■ **WORK TO COMPLETE**: Return the lines below that carry the word "Shirt".

■ **INFORMATION SHOWN**:
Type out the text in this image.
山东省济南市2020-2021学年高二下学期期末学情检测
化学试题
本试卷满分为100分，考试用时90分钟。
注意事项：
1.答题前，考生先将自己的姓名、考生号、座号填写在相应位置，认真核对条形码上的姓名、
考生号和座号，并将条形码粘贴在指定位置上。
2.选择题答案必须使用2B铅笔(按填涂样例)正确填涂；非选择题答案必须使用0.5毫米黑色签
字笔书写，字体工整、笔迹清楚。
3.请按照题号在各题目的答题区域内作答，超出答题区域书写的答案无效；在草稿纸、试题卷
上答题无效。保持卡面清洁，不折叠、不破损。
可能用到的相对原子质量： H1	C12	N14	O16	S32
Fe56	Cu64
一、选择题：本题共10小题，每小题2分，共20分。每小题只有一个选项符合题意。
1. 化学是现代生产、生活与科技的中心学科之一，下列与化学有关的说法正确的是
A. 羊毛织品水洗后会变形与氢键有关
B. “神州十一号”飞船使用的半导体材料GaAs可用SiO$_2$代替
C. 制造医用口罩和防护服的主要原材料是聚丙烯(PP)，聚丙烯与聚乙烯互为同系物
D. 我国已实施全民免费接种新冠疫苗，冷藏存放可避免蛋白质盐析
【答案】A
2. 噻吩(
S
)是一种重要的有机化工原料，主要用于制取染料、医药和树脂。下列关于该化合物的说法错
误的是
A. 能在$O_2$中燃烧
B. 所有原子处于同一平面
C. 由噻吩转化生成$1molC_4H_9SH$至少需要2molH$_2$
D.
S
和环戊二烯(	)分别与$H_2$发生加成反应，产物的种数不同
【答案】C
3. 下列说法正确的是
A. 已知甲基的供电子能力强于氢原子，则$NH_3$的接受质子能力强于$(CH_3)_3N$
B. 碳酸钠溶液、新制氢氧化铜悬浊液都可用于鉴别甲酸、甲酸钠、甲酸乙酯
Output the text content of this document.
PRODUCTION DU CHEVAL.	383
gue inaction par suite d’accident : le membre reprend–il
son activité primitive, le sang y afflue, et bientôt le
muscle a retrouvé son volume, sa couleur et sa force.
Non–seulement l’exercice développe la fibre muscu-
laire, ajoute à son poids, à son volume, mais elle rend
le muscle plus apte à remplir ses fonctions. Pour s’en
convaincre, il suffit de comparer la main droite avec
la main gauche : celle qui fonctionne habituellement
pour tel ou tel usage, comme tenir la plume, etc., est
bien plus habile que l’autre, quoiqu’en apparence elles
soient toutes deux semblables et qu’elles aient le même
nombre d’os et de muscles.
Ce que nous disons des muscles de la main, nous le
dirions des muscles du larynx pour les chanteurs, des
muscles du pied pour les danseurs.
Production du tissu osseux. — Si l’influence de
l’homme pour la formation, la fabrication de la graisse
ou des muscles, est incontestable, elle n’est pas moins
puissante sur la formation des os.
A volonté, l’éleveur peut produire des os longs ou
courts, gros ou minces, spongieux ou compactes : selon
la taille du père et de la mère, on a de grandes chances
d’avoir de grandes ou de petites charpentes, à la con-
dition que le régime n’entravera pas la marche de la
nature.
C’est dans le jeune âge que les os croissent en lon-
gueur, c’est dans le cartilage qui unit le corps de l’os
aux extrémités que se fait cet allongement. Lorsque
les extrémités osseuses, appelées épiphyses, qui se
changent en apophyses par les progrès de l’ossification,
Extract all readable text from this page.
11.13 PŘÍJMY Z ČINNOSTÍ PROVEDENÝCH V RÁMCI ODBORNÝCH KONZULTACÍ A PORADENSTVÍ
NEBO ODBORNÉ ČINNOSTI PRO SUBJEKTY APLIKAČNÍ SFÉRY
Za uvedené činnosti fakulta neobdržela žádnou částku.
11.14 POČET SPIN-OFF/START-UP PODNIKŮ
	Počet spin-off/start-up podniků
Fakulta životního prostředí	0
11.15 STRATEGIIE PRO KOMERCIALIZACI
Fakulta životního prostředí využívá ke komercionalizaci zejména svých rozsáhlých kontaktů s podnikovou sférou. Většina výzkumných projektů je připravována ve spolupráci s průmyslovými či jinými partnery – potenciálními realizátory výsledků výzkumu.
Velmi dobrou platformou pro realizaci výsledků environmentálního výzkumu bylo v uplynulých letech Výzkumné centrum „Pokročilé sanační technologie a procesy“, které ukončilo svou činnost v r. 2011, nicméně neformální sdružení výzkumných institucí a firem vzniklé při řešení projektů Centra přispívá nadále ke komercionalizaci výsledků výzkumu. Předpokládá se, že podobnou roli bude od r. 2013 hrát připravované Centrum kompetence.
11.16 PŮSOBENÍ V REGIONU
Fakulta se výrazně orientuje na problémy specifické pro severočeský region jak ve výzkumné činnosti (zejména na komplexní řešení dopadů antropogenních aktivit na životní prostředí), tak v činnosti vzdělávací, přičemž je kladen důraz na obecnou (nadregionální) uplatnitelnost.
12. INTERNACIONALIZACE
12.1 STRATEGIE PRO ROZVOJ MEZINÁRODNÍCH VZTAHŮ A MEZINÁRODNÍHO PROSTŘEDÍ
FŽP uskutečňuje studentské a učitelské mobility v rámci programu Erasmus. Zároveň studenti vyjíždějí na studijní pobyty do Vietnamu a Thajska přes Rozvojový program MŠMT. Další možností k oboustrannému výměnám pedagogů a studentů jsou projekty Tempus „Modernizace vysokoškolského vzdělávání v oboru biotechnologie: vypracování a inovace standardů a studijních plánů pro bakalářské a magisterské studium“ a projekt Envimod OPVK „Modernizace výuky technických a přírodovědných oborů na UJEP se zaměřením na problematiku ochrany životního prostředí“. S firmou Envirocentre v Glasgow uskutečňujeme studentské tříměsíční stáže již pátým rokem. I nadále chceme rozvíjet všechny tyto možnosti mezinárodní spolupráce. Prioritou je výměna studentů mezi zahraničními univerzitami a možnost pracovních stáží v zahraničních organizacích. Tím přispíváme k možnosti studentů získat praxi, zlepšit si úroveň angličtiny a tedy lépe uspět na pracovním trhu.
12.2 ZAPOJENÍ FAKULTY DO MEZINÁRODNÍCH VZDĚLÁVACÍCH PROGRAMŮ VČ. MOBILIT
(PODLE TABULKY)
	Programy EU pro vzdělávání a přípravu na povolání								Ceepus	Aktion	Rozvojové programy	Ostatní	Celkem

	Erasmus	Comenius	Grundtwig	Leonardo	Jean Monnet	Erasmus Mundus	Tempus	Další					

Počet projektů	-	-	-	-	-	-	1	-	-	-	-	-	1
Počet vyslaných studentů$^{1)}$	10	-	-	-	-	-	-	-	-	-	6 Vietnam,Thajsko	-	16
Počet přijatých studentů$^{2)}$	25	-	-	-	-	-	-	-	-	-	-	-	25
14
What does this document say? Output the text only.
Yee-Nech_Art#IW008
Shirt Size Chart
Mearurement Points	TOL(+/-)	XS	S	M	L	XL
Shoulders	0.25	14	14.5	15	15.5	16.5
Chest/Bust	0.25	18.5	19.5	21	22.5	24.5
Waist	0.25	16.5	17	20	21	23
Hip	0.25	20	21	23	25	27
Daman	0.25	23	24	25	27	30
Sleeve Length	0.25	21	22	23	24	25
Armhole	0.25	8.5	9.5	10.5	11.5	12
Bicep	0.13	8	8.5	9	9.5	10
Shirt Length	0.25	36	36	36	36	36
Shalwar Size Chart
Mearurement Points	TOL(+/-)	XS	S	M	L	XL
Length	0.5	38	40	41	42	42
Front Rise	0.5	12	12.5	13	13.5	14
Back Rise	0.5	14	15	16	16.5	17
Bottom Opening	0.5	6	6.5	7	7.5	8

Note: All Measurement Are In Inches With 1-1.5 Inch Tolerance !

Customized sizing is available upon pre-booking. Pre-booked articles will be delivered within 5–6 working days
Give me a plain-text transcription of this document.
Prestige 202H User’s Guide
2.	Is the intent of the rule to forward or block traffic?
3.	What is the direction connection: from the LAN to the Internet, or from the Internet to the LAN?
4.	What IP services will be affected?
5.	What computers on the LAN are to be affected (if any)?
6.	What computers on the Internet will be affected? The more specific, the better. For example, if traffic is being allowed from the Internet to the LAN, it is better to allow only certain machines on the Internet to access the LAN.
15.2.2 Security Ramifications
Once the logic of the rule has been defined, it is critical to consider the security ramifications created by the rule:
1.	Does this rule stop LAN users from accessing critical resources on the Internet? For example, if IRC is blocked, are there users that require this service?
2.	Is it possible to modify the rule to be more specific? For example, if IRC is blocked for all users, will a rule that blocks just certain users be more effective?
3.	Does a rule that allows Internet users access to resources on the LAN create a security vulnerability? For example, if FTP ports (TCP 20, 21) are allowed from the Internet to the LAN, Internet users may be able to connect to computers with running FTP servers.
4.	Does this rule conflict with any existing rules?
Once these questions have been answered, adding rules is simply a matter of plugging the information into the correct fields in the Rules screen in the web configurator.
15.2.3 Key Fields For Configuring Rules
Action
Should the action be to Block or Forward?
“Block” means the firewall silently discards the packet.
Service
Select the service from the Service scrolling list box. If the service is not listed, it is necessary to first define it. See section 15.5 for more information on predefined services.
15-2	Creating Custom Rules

■ **OUTPUT OF THE TASK**:
Shirt Size Chart
Shirt Length	0.25	36	36	36	36	36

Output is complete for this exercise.